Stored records
┄┄┄┄┄┄
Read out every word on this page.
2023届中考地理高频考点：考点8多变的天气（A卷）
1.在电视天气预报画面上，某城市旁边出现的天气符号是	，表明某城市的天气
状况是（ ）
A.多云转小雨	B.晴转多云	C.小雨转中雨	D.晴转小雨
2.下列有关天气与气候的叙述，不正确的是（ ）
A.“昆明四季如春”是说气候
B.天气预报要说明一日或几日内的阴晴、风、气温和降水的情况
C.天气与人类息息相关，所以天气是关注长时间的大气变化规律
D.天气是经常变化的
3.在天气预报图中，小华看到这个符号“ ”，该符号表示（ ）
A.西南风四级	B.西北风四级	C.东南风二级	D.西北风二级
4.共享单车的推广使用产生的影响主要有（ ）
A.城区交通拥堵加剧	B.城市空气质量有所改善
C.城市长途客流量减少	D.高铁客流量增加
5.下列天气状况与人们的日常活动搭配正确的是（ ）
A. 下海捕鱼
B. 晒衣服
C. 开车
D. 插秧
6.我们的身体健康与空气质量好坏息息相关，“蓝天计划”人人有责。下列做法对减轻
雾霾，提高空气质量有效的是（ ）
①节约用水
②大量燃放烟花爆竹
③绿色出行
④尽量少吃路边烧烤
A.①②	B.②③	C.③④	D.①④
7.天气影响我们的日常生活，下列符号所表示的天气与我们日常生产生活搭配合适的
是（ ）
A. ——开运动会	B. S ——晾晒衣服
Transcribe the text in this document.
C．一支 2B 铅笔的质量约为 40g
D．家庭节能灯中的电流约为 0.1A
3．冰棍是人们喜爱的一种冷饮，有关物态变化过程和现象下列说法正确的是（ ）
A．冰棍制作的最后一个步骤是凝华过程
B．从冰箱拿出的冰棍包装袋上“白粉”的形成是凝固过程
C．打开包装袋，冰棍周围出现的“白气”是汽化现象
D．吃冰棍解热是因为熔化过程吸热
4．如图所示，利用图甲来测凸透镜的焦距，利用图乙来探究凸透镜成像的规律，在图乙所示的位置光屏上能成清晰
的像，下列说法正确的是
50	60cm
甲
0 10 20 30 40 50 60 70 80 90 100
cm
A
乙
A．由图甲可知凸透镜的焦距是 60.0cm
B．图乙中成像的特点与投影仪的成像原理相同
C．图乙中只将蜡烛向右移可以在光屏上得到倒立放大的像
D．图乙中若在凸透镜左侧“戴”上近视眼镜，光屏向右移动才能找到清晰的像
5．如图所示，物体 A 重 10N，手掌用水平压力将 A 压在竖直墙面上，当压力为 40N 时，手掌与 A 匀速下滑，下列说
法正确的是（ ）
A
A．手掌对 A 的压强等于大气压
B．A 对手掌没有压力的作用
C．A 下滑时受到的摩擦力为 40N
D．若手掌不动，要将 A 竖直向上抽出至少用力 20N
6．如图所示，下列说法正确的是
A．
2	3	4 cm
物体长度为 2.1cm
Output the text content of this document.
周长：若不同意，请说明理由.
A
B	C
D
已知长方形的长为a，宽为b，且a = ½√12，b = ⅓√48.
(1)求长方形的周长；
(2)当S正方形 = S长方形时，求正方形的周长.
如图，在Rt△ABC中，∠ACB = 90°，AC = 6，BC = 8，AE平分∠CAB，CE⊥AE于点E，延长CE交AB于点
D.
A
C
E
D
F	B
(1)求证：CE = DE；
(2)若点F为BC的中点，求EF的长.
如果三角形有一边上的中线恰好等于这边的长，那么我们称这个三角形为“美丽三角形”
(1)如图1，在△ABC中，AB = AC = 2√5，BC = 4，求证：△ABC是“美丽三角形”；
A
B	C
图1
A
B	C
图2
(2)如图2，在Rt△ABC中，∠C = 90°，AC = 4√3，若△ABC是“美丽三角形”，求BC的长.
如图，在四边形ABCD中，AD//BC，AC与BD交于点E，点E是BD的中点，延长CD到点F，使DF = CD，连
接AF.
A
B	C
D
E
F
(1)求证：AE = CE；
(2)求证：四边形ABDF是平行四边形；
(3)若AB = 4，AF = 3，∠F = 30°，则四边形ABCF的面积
┄┄┄┄┄┄
STATED EXERCISE —
Copy and report every line where the word "this" is present.

WRITTEN ANSWER —
Read out every word on this page.
Transcribe the text in this document.
Output the text content of this document.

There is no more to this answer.